[START]

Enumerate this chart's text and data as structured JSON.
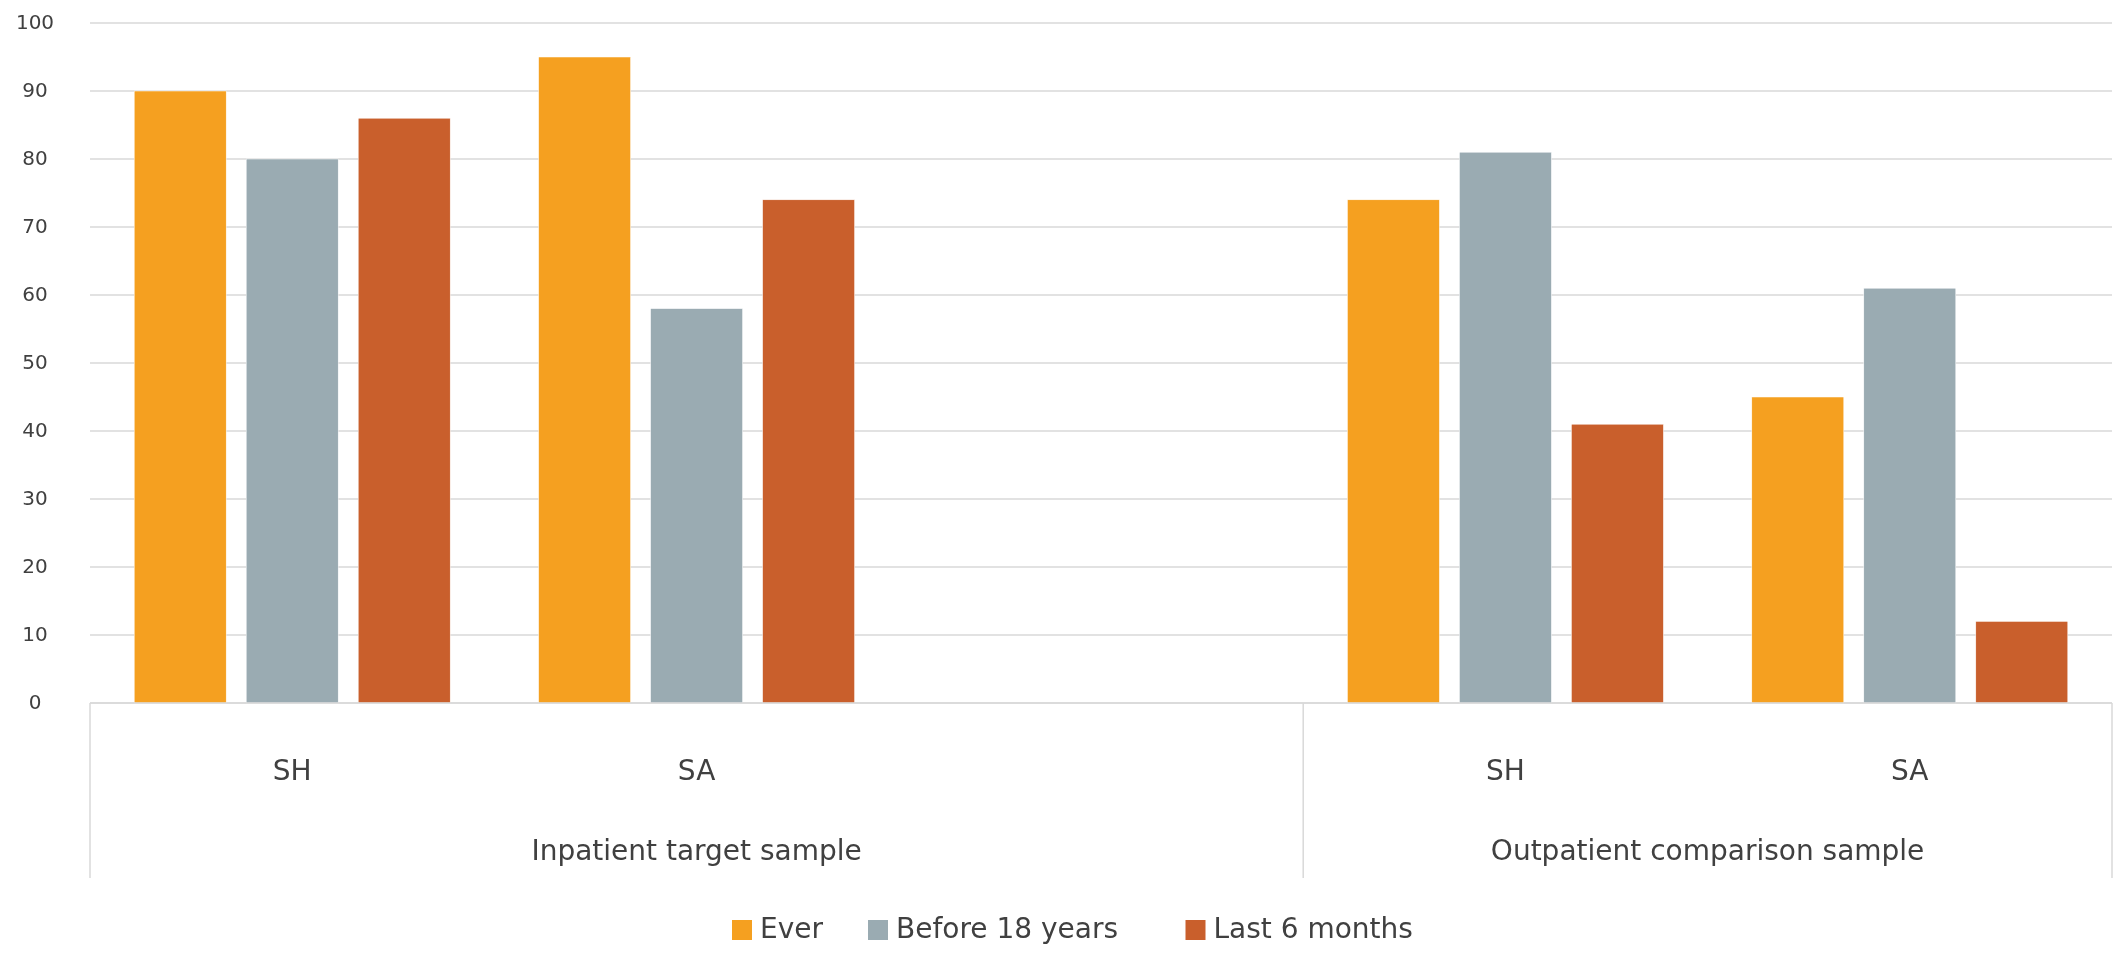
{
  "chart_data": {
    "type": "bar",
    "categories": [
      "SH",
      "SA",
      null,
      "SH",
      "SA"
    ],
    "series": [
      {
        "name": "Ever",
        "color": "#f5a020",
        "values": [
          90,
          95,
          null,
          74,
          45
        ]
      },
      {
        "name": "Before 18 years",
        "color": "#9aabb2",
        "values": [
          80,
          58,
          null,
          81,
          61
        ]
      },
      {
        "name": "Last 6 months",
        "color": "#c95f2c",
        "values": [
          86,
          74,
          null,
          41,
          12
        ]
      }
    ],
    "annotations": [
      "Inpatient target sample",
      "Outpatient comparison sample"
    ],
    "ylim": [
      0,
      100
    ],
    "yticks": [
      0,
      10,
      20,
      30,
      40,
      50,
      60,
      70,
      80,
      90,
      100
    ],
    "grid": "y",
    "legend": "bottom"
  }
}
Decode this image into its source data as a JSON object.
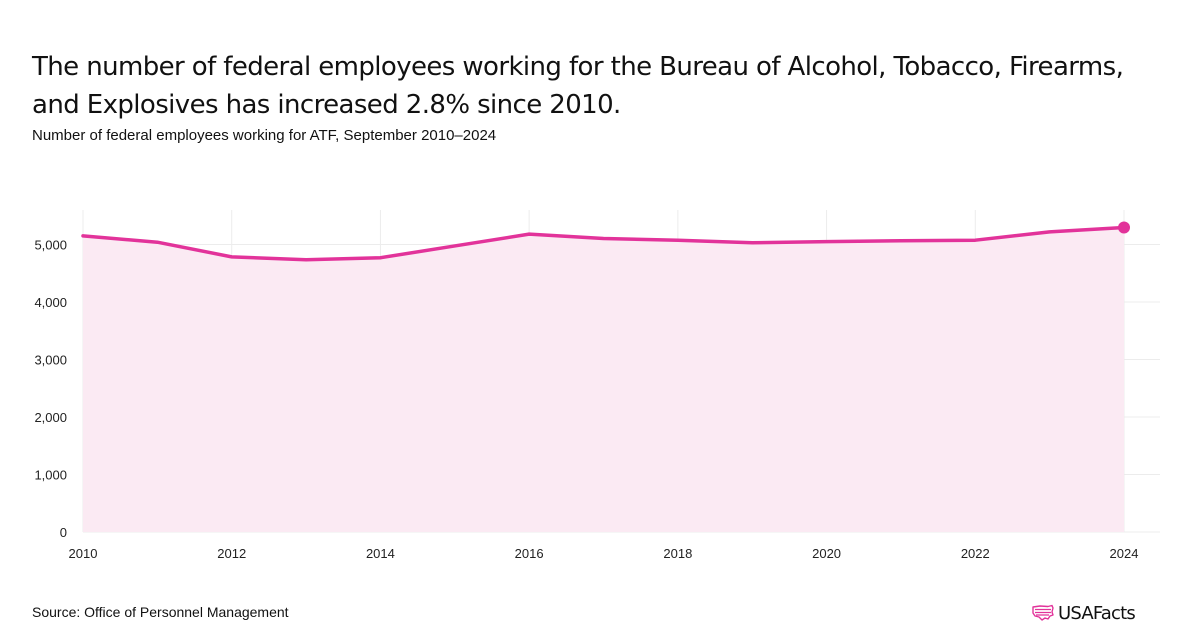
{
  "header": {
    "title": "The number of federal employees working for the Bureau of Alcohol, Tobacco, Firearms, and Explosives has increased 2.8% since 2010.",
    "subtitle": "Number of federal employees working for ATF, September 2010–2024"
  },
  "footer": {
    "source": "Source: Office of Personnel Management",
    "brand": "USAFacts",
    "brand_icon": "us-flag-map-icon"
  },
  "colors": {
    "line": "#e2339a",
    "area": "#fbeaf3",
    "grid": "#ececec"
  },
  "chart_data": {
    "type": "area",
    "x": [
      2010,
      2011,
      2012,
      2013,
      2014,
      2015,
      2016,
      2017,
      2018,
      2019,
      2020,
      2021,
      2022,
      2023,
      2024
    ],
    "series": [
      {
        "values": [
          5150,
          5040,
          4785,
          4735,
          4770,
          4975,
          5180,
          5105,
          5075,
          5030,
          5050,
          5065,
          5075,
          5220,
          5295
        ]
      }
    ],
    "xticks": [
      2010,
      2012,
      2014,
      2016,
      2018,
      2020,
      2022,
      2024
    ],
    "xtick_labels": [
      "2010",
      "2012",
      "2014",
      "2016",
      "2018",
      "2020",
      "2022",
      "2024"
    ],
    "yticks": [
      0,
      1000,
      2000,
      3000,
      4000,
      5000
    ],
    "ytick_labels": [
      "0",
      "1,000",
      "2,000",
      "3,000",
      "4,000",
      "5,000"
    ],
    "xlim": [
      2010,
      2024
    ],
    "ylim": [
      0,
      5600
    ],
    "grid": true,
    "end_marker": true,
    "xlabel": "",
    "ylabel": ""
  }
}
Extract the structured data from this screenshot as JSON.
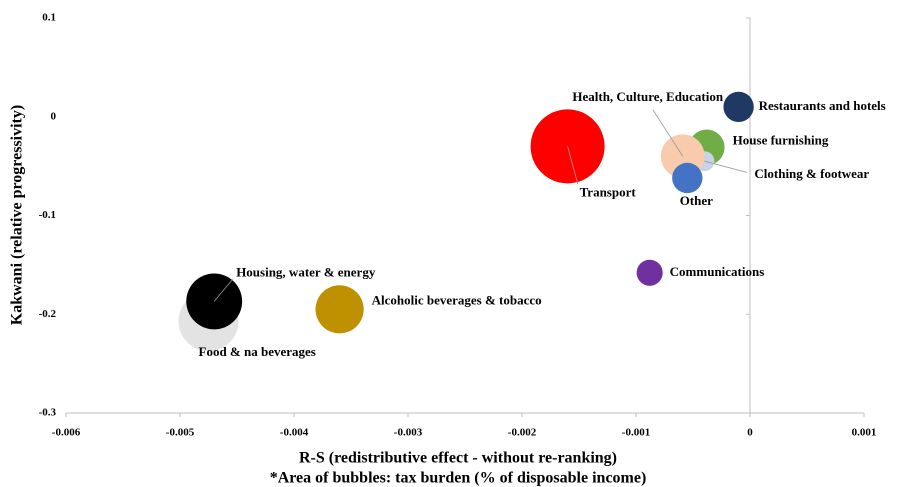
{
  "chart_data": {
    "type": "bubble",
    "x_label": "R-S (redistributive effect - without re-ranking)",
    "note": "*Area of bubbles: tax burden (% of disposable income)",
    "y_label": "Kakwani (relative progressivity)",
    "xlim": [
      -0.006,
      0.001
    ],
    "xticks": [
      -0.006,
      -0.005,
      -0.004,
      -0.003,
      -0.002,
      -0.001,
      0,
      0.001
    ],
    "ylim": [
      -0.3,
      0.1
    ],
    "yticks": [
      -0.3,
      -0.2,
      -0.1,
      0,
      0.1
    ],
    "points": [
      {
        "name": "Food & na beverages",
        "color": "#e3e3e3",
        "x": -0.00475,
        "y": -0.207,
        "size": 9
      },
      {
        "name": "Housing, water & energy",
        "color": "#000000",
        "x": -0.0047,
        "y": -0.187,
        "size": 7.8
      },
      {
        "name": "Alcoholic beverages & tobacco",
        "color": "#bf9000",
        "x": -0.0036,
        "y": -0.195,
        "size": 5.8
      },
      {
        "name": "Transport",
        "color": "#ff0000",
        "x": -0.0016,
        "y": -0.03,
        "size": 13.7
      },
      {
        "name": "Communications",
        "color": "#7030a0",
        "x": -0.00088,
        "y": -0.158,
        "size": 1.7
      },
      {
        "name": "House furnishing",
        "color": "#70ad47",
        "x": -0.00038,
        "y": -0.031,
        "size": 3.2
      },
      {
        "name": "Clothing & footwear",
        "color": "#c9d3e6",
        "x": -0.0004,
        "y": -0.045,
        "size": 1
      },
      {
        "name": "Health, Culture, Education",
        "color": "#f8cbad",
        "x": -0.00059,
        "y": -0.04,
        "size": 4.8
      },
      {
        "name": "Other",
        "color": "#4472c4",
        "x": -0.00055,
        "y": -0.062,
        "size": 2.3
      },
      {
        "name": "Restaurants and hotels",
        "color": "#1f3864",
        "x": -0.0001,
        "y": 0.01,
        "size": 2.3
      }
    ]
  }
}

[END]

## SET EXERCISE:
Show each line of the listing that holds the string "this".

## SOLUTION:
Enumerate this chart's text and data as structured JSON.
Decode this image into its source data as a JSON object.
Extract the structured data from this screenshot as JSON.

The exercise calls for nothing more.